Records from a collection:
· · ·

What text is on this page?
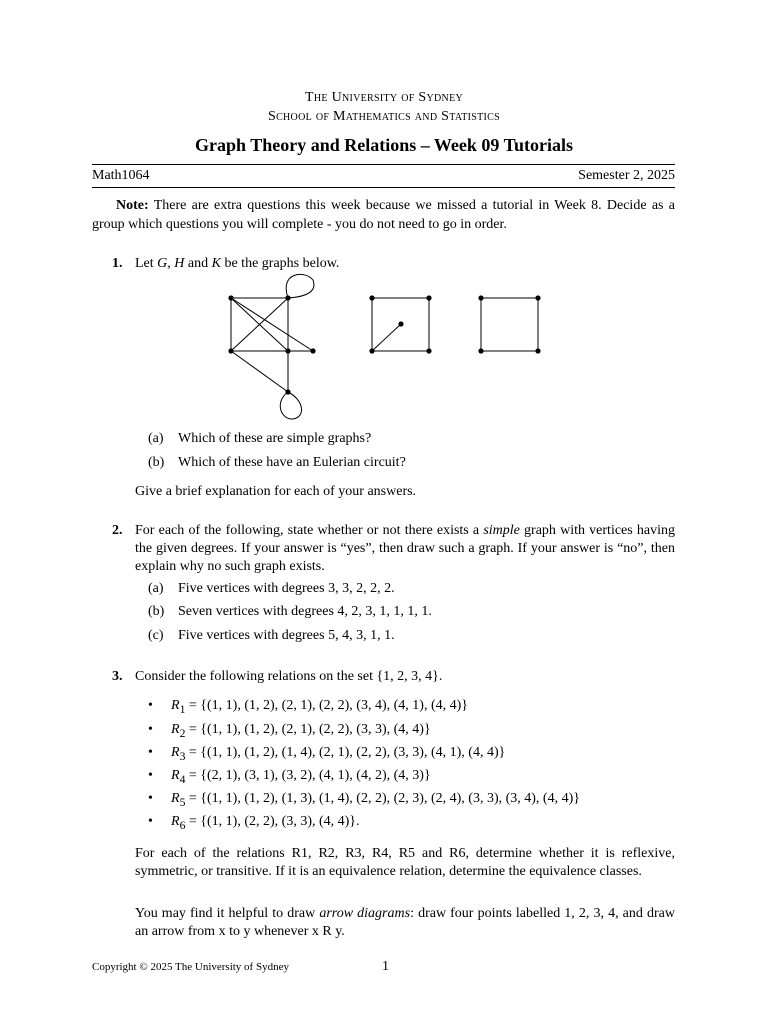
The University of Sydney
School of Mathematics and Statistics
Graph Theory and Relations – Week 09 Tutorials
Math1064	Semester 2, 2025
Note: There are extra questions this week because we missed a tutorial in Week 8. Decide as a group which questions you will complete - you do not need to go in order.
1. Let G, H and K be the graphs below.
(a) Which of these are simple graphs?
(b) Which of these have an Eulerian circuit?
Give a brief explanation for each of your answers.
2. For each of the following, state whether or not there exists a simple graph with vertices having the given degrees. If your answer is “yes”, then draw such a graph. If your answer is “no”, then explain why no such graph exists.
(a) Five vertices with degrees 3, 3, 2, 2, 2.
(b) Seven vertices with degrees 4, 2, 3, 1, 1, 1, 1.
(c) Five vertices with degrees 5, 4, 3, 1, 1.
3. Consider the following relations on the set {1, 2, 3, 4}.
• $R_1 = \{(1$, 1), (1, 2), (2, 1), (2, 2), (3, 4), (4, 1), (4, 4)}
• $R_2 = \{(1$, 1), (1, 2), (2, 1), (2, 2), (3, 3), (4, 4)}
• $R_3 = \{(1$, 1), (1, 2), (1, 4), (2, 1), (2, 2), (3, 3), (4, 1), (4, 4)}
• $R_4 = \{(2$, 1), (3, 1), (3, 2), (4, 1), (4, 2), (4, 3)}
• $R_5 = \{(1$, 1), (1, 2), (1, 3), (1, 4), (2, 2), (2, 3), (2, 4), (3, 3), (3, 4), (4, 4)}
• $R_6 = \{(1$, 1), (2, 2), (3, 3), (4, 4)}.
For each of the relations R1, R2, R3, R4, R5 and R6, determine whether it is reflexive, symmetric, or transitive. If it is an equivalence relation, determine the equivalence classes.
You may find it helpful to draw arrow diagrams: draw four points labelled 1, 2, 3, 4, and draw an arrow from x to y whenever x R y.
Copyright © 2025 The University of Sydney	1
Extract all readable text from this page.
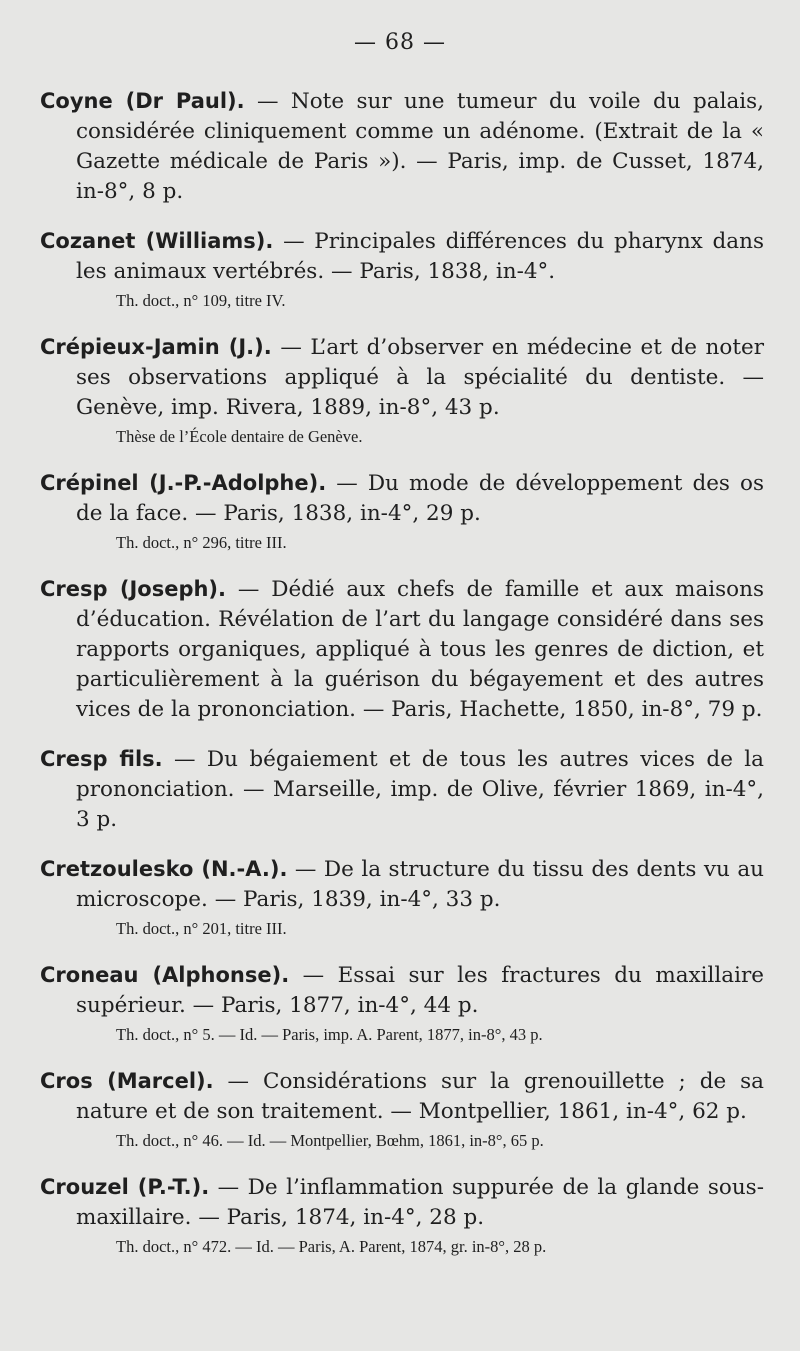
— 68 —

Coyne (Dr Paul). — Note sur une tumeur du voile du palais, considérée cliniquement comme un adénome. (Extrait de la « Gazette médicale de Paris »). — Paris, imp. de Cusset, 1874, in-8°, 8 p.

Cozanet (Williams). — Principales différences du pharynx dans les animaux vertébrés. — Paris, 1838, in-4°.

Th. doct., n° 109, titre IV.

Crépieux-Jamin (J.). — L’art d’observer en médecine et de noter ses observations appliqué à la spécialité du dentiste. — Genève, imp. Rivera, 1889, in-8°, 43 p.

Thèse de l’École dentaire de Genève.

Crépinel (J.-P.-Adolphe). — Du mode de développement des os de la face. — Paris, 1838, in-4°, 29 p.

Th. doct., n° 296, titre III.

Cresp (Joseph). — Dédié aux chefs de famille et aux maisons d’éducation. Révélation de l’art du langage considéré dans ses rapports organiques, appliqué à tous les genres de diction, et particulièrement à la guérison du bégayement et des autres vices de la prononciation. — Paris, Hachette, 1850, in-8°, 79 p.

Cresp fils. — Du bégaiement et de tous les autres vices de la prononciation. — Marseille, imp. de Olive, février 1869, in-4°, 3 p.

Cretzoulesko (N.-A.). — De la structure du tissu des dents vu au microscope. — Paris, 1839, in-4°, 33 p.

Th. doct., n° 201, titre III.

Croneau (Alphonse). — Essai sur les fractures du maxillaire supérieur. — Paris, 1877, in-4°, 44 p.

Th. doct., n° 5. — Id. — Paris, imp. A. Parent, 1877, in-8°, 43 p.

Cros (Marcel). — Considérations sur la grenouillette ; de sa nature et de son traitement. — Montpellier, 1861, in-4°, 62 p.

Th. doct., n° 46. — Id. — Montpellier, Bœhm, 1861, in-8°, 65 p.

Crouzel (P.-T.). — De l’inflammation suppurée de la glande sous-maxillaire. — Paris, 1874, in-4°, 28 p.

Th. doct., n° 472. — Id. — Paris, A. Parent, 1874, gr. in-8°, 28 p.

· · ·

Of all the lines above, how many contain the word "page"? Give the number and nothing else.

SOLUTION TO THIS PROBLEM — 2